Lines containing "with" are to be counted. Give the number and nothing more.

# Material for this task
# # # # #

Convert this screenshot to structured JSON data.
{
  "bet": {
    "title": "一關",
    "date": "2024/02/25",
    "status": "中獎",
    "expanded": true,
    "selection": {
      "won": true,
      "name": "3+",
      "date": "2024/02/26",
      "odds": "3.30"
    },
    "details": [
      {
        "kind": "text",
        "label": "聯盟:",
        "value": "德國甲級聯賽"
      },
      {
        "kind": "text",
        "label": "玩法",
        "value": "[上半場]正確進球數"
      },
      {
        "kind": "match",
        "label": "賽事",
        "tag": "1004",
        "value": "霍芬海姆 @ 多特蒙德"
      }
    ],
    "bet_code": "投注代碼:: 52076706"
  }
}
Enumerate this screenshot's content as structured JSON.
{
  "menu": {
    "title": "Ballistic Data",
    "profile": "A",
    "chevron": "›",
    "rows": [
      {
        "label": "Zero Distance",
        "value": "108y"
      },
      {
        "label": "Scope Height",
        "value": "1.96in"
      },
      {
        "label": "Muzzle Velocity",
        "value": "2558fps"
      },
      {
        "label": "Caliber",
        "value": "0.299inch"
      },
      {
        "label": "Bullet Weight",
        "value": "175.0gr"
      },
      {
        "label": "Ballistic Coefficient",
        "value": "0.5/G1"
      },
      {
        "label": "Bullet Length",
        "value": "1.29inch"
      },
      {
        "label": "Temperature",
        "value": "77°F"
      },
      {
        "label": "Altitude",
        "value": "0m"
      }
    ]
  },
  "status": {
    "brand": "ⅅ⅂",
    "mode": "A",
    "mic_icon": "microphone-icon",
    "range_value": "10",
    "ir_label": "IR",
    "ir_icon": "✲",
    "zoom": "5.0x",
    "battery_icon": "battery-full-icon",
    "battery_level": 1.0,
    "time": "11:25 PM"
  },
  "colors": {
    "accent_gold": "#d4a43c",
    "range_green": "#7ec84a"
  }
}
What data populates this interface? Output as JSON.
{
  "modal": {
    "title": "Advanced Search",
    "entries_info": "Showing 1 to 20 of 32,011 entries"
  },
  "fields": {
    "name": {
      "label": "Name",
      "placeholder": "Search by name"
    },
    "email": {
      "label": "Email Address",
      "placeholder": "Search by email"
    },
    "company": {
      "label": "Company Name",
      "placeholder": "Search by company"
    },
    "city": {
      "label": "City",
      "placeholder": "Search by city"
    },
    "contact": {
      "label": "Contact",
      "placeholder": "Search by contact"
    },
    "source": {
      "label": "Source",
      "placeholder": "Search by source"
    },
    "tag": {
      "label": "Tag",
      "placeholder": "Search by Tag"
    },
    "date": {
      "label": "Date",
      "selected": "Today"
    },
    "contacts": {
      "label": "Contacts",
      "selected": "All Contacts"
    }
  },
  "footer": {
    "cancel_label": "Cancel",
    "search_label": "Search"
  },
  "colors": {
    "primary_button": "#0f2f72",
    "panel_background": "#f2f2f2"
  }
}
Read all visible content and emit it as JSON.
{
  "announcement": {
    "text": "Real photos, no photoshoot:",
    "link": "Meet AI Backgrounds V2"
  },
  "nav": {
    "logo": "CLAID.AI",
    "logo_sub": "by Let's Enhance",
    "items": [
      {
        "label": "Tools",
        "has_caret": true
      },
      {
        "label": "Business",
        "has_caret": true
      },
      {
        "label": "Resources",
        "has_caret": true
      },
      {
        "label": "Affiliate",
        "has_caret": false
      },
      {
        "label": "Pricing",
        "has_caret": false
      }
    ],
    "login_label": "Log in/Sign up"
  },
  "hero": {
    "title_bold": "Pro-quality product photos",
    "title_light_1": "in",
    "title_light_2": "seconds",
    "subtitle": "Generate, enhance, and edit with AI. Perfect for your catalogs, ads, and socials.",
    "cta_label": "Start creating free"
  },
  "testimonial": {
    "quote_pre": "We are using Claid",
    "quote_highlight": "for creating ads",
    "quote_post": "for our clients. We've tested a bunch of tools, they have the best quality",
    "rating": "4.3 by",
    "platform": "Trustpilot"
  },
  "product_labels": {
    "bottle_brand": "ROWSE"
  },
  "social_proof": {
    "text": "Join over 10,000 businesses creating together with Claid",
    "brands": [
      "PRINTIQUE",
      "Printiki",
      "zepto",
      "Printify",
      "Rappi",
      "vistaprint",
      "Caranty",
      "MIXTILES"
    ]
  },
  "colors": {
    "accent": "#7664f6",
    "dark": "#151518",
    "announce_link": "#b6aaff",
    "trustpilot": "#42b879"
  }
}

# # # # #

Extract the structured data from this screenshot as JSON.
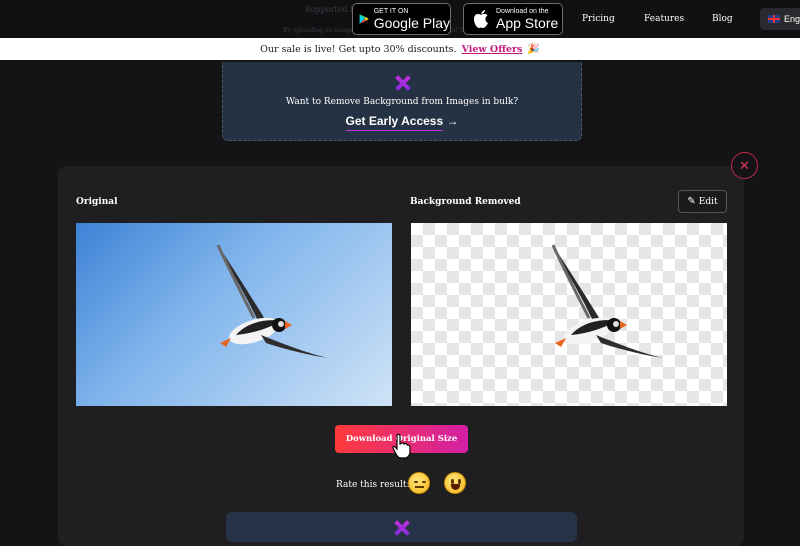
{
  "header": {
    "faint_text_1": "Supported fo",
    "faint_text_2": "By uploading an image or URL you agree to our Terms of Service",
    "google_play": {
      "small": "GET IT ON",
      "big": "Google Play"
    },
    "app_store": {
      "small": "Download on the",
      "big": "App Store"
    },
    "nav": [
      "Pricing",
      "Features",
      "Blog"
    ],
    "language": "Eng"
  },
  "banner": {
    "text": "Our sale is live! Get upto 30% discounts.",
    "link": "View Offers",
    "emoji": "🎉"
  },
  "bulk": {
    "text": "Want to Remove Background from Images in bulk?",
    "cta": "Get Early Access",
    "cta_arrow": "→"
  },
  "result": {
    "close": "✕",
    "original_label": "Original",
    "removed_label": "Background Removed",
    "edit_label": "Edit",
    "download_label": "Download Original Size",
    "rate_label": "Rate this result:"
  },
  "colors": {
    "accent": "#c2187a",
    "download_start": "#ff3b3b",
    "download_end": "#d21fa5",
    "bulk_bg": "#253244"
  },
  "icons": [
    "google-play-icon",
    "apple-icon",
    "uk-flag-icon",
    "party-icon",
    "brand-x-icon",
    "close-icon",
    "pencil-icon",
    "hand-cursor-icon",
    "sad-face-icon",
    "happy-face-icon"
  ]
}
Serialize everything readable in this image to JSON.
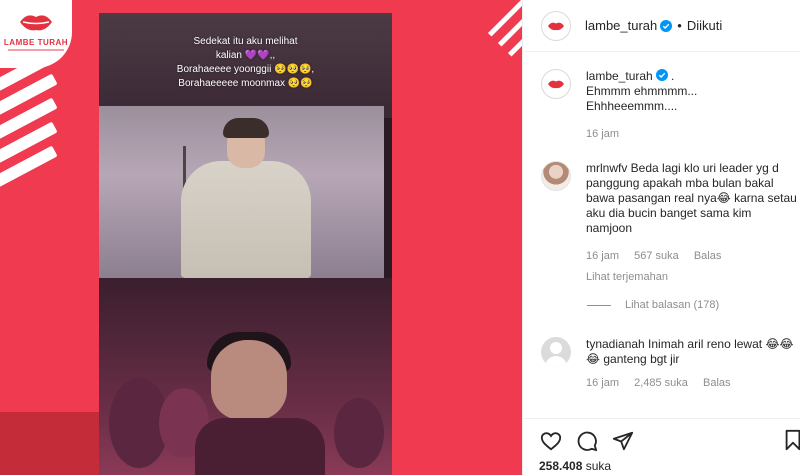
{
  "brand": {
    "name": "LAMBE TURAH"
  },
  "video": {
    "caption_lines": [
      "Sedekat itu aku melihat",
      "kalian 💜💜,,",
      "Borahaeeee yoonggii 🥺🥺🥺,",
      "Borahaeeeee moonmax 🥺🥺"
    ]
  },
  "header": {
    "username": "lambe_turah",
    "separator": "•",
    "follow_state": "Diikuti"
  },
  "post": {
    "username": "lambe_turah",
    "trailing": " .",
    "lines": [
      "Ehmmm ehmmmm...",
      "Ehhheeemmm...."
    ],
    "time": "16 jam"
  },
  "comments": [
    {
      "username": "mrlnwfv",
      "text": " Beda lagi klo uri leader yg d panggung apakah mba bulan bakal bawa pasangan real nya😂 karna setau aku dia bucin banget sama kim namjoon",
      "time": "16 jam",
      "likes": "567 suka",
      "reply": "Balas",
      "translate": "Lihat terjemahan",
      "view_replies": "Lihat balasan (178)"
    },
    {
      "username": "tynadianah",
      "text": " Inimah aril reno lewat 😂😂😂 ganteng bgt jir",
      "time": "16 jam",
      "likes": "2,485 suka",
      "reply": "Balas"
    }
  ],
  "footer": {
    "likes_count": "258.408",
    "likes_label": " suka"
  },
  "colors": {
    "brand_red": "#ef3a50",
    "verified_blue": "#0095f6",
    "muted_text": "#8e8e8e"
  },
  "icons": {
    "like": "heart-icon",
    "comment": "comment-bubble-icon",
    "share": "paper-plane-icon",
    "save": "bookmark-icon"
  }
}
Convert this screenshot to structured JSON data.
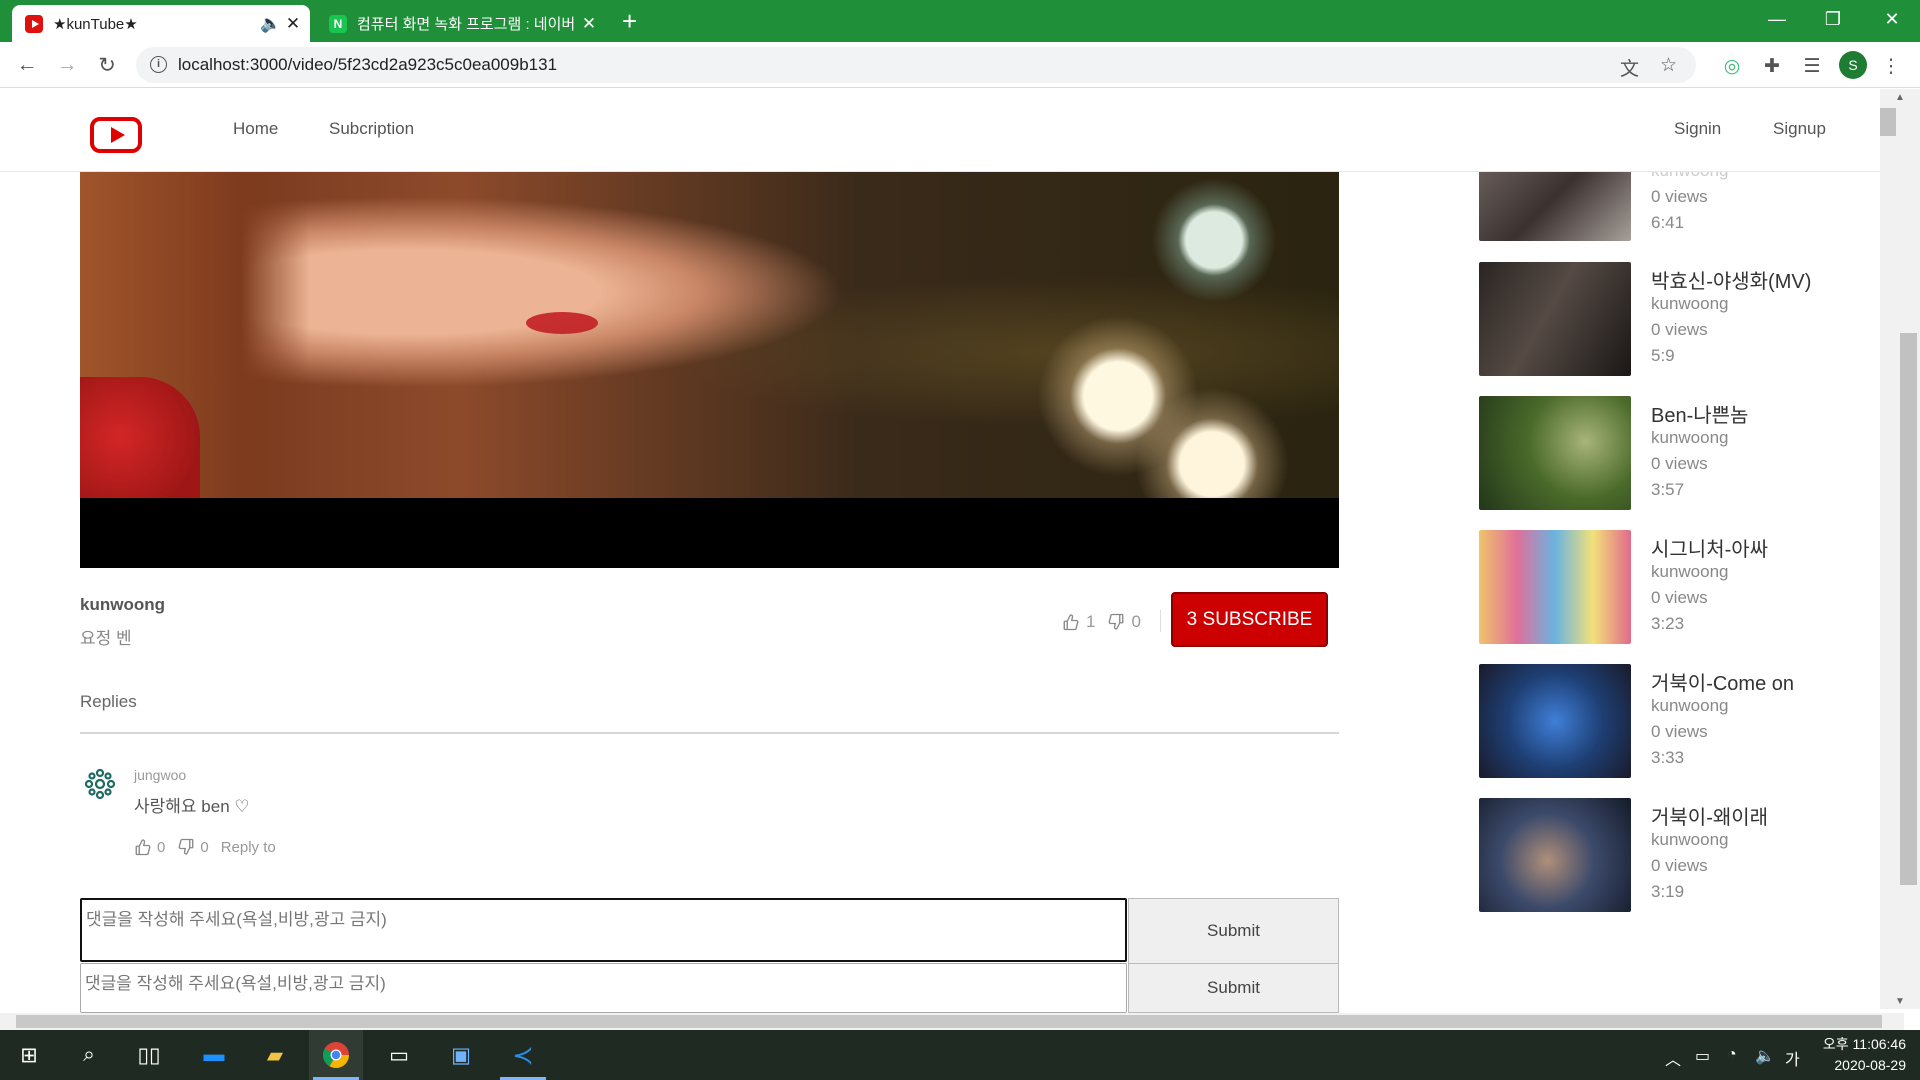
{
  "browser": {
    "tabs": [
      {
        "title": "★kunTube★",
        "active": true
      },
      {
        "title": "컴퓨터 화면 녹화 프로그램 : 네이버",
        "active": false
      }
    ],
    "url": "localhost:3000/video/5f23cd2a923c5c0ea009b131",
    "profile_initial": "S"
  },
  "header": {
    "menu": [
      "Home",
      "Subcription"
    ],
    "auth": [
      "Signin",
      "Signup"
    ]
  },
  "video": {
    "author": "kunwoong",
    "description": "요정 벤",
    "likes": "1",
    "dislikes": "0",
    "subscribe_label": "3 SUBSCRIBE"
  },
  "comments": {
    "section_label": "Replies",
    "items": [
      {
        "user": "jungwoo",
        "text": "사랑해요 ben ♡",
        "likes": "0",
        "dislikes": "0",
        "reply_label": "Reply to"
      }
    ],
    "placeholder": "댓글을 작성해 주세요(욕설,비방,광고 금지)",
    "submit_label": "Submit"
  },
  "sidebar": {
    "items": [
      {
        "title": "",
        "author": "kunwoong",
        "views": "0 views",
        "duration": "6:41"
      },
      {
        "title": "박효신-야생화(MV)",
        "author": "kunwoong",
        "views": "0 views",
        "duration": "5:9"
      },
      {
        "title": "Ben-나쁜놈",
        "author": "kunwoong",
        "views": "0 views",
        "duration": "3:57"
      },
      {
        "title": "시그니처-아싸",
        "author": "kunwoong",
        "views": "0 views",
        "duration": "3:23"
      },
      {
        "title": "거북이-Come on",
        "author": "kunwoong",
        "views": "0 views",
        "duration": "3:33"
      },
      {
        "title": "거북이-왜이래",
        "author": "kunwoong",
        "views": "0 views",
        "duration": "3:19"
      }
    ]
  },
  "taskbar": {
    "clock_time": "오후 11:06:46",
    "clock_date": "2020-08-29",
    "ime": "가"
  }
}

# # # # #

# Correct output
2